Dataset rows
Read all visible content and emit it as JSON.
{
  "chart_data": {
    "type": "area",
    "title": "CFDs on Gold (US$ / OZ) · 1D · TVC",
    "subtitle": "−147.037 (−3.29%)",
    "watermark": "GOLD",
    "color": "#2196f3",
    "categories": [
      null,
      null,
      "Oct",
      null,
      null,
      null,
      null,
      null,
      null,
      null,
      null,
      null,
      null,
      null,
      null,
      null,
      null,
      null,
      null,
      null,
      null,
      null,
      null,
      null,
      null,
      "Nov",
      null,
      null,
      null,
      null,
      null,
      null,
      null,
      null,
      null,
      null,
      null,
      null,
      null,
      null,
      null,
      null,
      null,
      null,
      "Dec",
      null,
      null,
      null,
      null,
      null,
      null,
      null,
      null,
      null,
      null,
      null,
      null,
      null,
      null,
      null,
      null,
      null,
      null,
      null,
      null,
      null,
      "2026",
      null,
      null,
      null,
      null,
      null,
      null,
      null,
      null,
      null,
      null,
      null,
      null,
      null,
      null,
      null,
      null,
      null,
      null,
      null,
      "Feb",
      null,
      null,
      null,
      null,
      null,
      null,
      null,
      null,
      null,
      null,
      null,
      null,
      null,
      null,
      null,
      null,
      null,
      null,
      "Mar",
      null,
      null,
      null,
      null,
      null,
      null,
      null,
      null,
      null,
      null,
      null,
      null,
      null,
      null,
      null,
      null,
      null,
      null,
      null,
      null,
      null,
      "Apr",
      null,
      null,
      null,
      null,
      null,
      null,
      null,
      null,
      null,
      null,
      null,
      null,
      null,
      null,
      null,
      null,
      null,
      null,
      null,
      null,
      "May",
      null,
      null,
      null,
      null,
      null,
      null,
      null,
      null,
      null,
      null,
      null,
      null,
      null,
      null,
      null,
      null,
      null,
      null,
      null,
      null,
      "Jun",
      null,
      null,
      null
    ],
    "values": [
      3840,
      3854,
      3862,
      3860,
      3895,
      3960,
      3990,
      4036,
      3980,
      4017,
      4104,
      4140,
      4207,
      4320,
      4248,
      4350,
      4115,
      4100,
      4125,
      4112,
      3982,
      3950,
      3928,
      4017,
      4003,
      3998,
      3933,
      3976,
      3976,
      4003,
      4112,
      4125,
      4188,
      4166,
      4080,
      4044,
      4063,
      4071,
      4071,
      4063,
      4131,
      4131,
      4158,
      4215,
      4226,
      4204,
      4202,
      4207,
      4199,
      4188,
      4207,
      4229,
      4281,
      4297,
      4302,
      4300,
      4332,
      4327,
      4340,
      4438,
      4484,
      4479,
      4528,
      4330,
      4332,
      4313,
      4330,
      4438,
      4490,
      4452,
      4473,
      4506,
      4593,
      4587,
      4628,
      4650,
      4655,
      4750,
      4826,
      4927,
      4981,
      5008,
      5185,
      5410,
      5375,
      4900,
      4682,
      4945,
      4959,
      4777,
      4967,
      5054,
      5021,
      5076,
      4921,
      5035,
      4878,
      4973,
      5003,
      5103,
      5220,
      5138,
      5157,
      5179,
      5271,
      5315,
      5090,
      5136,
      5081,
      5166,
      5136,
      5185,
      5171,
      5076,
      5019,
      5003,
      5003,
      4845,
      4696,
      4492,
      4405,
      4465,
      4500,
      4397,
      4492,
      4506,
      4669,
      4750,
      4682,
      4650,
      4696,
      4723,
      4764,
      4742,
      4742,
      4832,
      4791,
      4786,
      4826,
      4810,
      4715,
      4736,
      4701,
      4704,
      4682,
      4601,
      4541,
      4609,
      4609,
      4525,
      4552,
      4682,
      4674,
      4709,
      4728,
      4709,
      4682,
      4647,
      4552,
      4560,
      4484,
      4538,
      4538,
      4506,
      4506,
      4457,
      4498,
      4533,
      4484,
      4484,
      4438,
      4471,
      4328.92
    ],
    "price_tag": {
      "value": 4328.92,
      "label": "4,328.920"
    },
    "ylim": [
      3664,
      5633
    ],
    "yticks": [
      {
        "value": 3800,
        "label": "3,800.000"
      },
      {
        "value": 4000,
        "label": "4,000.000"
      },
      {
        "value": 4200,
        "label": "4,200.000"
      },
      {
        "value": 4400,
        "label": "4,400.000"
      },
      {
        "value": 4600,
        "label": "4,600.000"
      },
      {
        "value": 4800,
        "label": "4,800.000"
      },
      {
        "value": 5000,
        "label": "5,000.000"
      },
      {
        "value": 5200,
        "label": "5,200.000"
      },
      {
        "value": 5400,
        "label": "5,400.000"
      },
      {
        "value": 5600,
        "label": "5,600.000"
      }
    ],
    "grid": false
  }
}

**SET TASK**
Pull out each record as written and restate it exactly.

**EXERCISE RESULT**
Read all visible content and emit it as JSON.
{
  "chart_data": {
    "type": "area",
    "title": "CFDs on Gold (US$ / OZ) · 1D · TVC",
    "subtitle": "−147.037 (−3.29%)",
    "watermark": "GOLD",
    "color": "#2196f3",
    "categories": [
      null,
      null,
      "Oct",
      null,
      null,
      null,
      null,
      null,
      null,
      null,
      null,
      null,
      null,
      null,
      null,
      null,
      null,
      null,
      null,
      null,
      null,
      null,
      null,
      null,
      null,
      "Nov",
      null,
      null,
      null,
      null,
      null,
      null,
      null,
      null,
      null,
      null,
      null,
      null,
      null,
      null,
      null,
      null,
      null,
      null,
      "Dec",
      null,
      null,
      null,
      null,
      null,
      null,
      null,
      null,
      null,
      null,
      null,
      null,
      null,
      null,
      null,
      null,
      null,
      null,
      null,
      null,
      null,
      "2026",
      null,
      null,
      null,
      null,
      null,
      null,
      null,
      null,
      null,
      null,
      null,
      null,
      null,
      null,
      null,
      null,
      null,
      null,
      null,
      "Feb",
      null,
      null,
      null,
      null,
      null,
      null,
      null,
      null,
      null,
      null,
      null,
      null,
      null,
      null,
      null,
      null,
      null,
      null,
      "Mar",
      null,
      null,
      null,
      null,
      null,
      null,
      null,
      null,
      null,
      null,
      null,
      null,
      null,
      null,
      null,
      null,
      null,
      null,
      null,
      null,
      null,
      "Apr",
      null,
      null,
      null,
      null,
      null,
      null,
      null,
      null,
      null,
      null,
      null,
      null,
      null,
      null,
      null,
      null,
      null,
      null,
      null,
      null,
      "May",
      null,
      null,
      null,
      null,
      null,
      null,
      null,
      null,
      null,
      null,
      null,
      null,
      null,
      null,
      null,
      null,
      null,
      null,
      null,
      null,
      "Jun",
      null,
      null,
      null
    ],
    "values": [
      3840,
      3854,
      3862,
      3860,
      3895,
      3960,
      3990,
      4036,
      3980,
      4017,
      4104,
      4140,
      4207,
      4320,
      4248,
      4350,
      4115,
      4100,
      4125,
      4112,
      3982,
      3950,
      3928,
      4017,
      4003,
      3998,
      3933,
      3976,
      3976,
      4003,
      4112,
      4125,
      4188,
      4166,
      4080,
      4044,
      4063,
      4071,
      4071,
      4063,
      4131,
      4131,
      4158,
      4215,
      4226,
      4204,
      4202,
      4207,
      4199,
      4188,
      4207,
      4229,
      4281,
      4297,
      4302,
      4300,
      4332,
      4327,
      4340,
      4438,
      4484,
      4479,
      4528,
      4330,
      4332,
      4313,
      4330,
      4438,
      4490,
      4452,
      4473,
      4506,
      4593,
      4587,
      4628,
      4650,
      4655,
      4750,
      4826,
      4927,
      4981,
      5008,
      5185,
      5410,
      5375,
      4900,
      4682,
      4945,
      4959,
      4777,
      4967,
      5054,
      5021,
      5076,
      4921,
      5035,
      4878,
      4973,
      5003,
      5103,
      5220,
      5138,
      5157,
      5179,
      5271,
      5315,
      5090,
      5136,
      5081,
      5166,
      5136,
      5185,
      5171,
      5076,
      5019,
      5003,
      5003,
      4845,
      4696,
      4492,
      4405,
      4465,
      4500,
      4397,
      4492,
      4506,
      4669,
      4750,
      4682,
      4650,
      4696,
      4723,
      4764,
      4742,
      4742,
      4832,
      4791,
      4786,
      4826,
      4810,
      4715,
      4736,
      4701,
      4704,
      4682,
      4601,
      4541,
      4609,
      4609,
      4525,
      4552,
      4682,
      4674,
      4709,
      4728,
      4709,
      4682,
      4647,
      4552,
      4560,
      4484,
      4538,
      4538,
      4506,
      4506,
      4457,
      4498,
      4533,
      4484,
      4484,
      4438,
      4471,
      4328.92
    ],
    "price_tag": {
      "value": 4328.92,
      "label": "4,328.920"
    },
    "ylim": [
      3664,
      5633
    ],
    "yticks": [
      {
        "value": 3800,
        "label": "3,800.000"
      },
      {
        "value": 4000,
        "label": "4,000.000"
      },
      {
        "value": 4200,
        "label": "4,200.000"
      },
      {
        "value": 4400,
        "label": "4,400.000"
      },
      {
        "value": 4600,
        "label": "4,600.000"
      },
      {
        "value": 4800,
        "label": "4,800.000"
      },
      {
        "value": 5000,
        "label": "5,000.000"
      },
      {
        "value": 5200,
        "label": "5,200.000"
      },
      {
        "value": 5400,
        "label": "5,400.000"
      },
      {
        "value": 5600,
        "label": "5,600.000"
      }
    ],
    "grid": false
  }
}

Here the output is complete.